-- begin --

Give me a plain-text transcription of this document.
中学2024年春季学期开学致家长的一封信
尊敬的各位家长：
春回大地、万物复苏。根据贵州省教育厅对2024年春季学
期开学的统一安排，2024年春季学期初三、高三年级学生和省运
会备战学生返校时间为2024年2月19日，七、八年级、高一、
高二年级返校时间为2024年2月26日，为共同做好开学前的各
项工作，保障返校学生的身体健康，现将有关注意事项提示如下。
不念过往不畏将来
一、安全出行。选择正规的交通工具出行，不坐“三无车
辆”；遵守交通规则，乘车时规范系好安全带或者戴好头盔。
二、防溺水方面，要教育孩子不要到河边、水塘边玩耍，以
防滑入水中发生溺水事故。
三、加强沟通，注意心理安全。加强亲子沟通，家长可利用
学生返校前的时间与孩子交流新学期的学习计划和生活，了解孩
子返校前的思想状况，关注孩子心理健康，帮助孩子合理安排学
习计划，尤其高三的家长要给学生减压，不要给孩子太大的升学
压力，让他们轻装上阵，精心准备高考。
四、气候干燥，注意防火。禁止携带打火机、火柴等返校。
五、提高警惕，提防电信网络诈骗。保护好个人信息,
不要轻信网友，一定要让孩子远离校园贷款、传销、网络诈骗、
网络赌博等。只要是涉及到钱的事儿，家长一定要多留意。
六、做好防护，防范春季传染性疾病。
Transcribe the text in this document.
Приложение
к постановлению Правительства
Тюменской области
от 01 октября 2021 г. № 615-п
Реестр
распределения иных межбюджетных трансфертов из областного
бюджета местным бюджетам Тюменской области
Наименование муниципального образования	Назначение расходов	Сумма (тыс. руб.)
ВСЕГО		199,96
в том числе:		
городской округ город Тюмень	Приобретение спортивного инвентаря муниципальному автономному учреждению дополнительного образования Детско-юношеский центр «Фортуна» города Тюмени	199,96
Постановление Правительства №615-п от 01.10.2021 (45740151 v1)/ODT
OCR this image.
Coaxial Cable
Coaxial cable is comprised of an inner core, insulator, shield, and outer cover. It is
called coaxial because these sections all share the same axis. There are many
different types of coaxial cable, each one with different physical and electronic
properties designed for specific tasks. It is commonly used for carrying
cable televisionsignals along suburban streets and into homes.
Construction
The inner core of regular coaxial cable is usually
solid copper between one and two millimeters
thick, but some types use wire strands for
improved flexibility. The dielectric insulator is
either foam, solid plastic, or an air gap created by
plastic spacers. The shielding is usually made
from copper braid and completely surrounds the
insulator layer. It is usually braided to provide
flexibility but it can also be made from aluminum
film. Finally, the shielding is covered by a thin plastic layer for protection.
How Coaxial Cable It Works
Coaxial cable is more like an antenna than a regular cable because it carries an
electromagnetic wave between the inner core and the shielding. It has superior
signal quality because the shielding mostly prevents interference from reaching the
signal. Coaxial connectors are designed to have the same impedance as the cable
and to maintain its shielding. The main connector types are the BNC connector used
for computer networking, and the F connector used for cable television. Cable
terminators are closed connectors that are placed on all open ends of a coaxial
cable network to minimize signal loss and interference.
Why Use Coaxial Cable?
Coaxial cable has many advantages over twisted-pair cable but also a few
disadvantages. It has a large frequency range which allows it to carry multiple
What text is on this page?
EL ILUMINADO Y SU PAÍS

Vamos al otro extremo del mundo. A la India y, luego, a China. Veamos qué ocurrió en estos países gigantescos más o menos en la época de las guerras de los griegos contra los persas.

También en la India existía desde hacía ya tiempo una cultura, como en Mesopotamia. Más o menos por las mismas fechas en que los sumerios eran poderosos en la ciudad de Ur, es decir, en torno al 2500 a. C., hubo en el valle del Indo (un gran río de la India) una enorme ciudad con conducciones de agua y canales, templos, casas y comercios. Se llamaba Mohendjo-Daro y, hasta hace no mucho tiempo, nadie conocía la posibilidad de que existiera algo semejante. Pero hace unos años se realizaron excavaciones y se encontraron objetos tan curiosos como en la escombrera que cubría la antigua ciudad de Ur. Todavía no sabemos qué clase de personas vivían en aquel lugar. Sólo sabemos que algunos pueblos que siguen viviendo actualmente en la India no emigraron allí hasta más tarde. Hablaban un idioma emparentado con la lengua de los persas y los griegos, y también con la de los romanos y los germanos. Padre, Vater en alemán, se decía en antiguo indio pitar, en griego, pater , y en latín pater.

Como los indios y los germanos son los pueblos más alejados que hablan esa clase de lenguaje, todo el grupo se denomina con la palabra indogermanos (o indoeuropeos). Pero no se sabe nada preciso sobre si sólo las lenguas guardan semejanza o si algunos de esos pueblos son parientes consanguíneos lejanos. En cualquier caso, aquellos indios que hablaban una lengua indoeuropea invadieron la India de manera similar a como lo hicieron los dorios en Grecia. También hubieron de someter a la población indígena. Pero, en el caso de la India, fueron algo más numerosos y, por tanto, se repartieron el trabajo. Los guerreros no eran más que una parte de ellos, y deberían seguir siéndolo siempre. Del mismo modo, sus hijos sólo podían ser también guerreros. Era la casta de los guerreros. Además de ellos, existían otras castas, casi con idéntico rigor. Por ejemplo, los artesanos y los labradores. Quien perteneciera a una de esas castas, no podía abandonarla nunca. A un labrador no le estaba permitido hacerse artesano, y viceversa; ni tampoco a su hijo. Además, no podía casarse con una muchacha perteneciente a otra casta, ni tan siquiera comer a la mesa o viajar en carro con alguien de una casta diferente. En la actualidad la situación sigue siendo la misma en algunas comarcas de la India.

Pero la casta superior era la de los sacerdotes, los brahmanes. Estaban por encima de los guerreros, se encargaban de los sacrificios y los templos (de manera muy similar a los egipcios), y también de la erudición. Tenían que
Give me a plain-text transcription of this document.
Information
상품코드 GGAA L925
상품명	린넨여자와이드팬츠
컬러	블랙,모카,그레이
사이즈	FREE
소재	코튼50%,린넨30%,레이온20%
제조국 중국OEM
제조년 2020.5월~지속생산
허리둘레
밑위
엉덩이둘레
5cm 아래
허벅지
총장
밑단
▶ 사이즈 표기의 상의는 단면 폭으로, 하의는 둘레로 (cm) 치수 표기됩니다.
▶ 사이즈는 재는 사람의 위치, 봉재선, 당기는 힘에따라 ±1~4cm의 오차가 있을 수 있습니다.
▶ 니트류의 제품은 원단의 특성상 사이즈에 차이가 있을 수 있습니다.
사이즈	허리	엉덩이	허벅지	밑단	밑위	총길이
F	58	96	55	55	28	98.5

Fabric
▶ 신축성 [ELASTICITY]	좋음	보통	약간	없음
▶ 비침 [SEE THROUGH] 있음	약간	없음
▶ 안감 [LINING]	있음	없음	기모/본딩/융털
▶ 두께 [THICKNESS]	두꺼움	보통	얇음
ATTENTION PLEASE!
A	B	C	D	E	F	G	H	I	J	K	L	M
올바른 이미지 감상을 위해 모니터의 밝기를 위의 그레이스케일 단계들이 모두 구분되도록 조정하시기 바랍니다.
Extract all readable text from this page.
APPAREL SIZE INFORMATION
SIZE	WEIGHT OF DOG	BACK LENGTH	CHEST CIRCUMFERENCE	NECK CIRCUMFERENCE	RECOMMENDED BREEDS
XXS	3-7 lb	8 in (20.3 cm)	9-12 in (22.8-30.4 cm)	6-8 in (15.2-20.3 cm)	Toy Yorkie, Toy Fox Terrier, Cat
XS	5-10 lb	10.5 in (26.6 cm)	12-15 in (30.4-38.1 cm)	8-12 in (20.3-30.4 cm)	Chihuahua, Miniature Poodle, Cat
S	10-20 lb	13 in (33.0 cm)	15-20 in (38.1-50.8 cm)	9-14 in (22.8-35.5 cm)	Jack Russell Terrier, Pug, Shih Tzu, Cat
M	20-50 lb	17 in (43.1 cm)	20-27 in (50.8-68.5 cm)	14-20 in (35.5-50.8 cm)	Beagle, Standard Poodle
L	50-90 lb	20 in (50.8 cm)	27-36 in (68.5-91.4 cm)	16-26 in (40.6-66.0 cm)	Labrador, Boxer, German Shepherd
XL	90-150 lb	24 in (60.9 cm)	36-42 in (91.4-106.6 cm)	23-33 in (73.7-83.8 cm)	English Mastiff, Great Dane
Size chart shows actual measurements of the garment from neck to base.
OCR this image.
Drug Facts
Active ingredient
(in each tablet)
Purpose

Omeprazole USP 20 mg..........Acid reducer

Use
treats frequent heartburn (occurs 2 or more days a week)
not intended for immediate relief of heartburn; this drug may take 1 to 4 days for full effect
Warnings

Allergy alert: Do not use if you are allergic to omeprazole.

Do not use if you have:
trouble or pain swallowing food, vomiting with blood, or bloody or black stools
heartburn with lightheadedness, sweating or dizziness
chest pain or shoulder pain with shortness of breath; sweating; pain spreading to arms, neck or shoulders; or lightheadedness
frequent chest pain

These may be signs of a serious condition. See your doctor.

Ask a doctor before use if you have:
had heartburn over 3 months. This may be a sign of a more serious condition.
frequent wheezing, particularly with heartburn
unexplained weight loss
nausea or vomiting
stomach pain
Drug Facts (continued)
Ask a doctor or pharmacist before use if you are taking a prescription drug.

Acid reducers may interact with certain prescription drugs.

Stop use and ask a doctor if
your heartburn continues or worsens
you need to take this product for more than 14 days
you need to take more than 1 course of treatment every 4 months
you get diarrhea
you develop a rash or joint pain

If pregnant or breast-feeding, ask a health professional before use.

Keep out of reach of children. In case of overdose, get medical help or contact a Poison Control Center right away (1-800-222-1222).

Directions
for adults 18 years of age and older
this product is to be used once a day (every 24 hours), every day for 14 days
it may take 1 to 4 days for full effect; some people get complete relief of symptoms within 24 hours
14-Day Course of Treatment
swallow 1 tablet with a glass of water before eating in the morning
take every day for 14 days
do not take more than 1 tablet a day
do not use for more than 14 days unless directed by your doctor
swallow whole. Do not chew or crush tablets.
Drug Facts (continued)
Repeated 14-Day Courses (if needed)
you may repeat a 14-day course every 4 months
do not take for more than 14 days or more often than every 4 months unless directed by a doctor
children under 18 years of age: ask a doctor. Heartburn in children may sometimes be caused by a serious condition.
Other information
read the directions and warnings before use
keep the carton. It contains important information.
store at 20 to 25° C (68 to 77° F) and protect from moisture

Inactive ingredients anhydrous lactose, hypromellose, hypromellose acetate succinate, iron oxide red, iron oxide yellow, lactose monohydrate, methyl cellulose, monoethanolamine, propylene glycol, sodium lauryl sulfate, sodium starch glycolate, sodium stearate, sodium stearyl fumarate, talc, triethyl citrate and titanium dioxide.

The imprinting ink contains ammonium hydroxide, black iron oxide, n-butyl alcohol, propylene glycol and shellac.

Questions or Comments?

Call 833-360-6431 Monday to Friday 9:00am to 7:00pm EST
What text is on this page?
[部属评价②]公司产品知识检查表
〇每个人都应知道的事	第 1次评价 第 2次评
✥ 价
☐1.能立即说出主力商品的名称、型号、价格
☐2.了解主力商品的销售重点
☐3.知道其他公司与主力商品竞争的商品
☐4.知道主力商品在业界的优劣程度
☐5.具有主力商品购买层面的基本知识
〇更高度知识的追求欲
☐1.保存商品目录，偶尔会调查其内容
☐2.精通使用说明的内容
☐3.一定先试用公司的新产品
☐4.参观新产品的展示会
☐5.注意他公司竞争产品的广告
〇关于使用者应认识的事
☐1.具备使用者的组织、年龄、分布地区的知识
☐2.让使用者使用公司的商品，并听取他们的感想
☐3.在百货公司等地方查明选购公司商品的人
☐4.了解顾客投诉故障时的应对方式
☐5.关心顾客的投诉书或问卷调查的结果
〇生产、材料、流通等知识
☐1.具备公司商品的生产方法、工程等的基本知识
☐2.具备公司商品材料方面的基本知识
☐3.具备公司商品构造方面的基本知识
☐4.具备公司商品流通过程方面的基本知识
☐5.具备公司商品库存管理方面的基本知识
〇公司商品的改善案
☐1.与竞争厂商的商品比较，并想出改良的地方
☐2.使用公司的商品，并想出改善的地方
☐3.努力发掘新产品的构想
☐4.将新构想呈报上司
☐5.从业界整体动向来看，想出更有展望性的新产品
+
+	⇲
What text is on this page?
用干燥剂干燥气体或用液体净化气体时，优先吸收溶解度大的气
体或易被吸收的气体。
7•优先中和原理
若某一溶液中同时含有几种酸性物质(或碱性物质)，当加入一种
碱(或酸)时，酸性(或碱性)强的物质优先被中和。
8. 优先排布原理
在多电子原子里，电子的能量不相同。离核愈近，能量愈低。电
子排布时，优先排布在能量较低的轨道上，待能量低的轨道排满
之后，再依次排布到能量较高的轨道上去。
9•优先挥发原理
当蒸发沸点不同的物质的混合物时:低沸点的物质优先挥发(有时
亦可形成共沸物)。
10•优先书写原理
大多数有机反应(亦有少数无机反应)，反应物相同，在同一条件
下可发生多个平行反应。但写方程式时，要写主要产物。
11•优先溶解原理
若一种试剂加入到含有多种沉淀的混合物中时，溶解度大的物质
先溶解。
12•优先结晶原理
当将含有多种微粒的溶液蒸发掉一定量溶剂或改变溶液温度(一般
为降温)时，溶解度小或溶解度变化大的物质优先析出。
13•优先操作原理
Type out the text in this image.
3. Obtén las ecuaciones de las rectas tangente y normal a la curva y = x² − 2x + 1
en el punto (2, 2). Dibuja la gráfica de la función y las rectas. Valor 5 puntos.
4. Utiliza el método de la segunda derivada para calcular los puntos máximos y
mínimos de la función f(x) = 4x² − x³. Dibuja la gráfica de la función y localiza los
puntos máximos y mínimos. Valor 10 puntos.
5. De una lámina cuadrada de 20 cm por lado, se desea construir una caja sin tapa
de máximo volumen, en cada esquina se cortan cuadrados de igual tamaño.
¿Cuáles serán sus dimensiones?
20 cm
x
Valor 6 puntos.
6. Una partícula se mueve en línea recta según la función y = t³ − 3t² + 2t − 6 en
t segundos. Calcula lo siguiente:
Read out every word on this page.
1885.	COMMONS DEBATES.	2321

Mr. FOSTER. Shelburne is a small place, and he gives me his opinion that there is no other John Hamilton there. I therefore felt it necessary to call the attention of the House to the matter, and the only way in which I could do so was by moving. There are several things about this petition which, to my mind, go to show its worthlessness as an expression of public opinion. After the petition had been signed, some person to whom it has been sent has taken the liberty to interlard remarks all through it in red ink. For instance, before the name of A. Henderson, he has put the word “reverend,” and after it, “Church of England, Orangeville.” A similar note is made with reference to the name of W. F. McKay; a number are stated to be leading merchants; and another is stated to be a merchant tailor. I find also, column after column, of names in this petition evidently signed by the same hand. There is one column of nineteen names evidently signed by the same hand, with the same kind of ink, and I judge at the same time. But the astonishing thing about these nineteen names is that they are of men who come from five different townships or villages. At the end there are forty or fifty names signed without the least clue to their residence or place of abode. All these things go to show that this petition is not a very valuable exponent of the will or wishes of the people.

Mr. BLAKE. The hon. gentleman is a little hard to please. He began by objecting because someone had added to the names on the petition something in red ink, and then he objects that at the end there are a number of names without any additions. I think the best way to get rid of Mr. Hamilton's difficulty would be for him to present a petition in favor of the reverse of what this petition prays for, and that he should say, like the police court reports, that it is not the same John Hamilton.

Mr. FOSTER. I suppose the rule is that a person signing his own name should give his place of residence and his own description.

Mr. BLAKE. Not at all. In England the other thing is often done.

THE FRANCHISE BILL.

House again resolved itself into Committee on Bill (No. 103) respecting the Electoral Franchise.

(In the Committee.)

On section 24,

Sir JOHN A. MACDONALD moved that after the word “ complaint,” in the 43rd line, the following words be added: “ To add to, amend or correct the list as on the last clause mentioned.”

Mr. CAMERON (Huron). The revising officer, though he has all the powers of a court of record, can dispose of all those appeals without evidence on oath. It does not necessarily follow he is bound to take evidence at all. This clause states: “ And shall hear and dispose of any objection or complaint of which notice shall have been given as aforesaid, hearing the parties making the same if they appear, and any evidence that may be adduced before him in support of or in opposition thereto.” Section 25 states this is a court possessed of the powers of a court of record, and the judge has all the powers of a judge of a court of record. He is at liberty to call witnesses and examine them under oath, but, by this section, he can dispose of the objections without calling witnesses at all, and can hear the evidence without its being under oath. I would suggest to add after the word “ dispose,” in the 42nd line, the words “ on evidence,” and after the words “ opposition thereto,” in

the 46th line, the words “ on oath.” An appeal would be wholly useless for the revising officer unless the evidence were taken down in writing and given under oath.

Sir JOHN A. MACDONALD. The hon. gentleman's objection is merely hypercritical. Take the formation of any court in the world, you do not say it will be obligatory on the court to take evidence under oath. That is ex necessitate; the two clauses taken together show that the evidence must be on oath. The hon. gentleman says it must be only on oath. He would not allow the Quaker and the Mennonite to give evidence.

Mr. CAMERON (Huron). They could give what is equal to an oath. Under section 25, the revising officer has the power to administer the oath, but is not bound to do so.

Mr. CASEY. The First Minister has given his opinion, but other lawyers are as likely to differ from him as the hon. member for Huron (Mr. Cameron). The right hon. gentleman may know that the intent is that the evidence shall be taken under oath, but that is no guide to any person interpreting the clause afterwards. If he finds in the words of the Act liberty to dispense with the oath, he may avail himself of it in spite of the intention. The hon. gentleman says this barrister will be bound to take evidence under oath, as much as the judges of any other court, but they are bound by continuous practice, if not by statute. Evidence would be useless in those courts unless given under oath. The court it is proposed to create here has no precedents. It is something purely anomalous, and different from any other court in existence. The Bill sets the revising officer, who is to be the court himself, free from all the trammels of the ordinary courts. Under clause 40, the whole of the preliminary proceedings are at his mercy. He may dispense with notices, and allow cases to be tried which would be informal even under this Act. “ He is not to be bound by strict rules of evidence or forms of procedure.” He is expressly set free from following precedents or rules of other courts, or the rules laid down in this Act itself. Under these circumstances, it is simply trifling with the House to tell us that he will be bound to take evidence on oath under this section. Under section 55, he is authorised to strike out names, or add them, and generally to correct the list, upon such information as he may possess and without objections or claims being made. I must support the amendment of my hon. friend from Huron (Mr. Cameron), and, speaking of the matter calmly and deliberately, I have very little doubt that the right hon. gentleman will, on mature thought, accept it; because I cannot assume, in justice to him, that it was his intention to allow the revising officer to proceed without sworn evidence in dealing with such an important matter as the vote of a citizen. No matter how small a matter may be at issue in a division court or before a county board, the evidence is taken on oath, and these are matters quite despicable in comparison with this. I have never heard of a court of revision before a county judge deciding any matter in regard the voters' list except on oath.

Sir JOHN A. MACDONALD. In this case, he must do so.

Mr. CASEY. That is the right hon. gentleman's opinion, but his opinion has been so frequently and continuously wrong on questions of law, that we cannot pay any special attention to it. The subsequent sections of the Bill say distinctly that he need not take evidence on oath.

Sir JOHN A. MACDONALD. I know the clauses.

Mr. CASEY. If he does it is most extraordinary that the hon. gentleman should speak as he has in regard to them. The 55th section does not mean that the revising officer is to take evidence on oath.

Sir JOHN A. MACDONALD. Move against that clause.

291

-- end --

_What is required_
Find each line holding the string "does" and copy it out.

_Exercise solution_
Mr. CAMERON (Huron). The revising officer, though he has all the powers of a court of record, can dispose of all those appeals without evidence on oath. It does not necessarily follow he is bound to take evidence at all. This clause states: “ And shall hear and dispose of any objection or complaint of which notice shall have been given as aforesaid, hearing the parties making the same if they appear, and any evidence that may be adduced before him in support of or in opposition thereto.” Section 25 states this is a court possessed of the powers of a court of record, and the judge has all the powers of a judge of a court of record. He is at liberty to call witnesses and examine them under oath, but, by this section, he can dispose of the objections without calling witnesses at all, and can hear the evidence without its being under oath. I would suggest to add after the word “ dispose,” in the 42nd line, the words “ on evidence,” and after the words “ opposition thereto,” in
Mr. CASEY. If he does it is most extraordinary that the hon. gentleman should speak as he has in regard to them. The 55th section does not mean that the revising officer is to take evidence on oath.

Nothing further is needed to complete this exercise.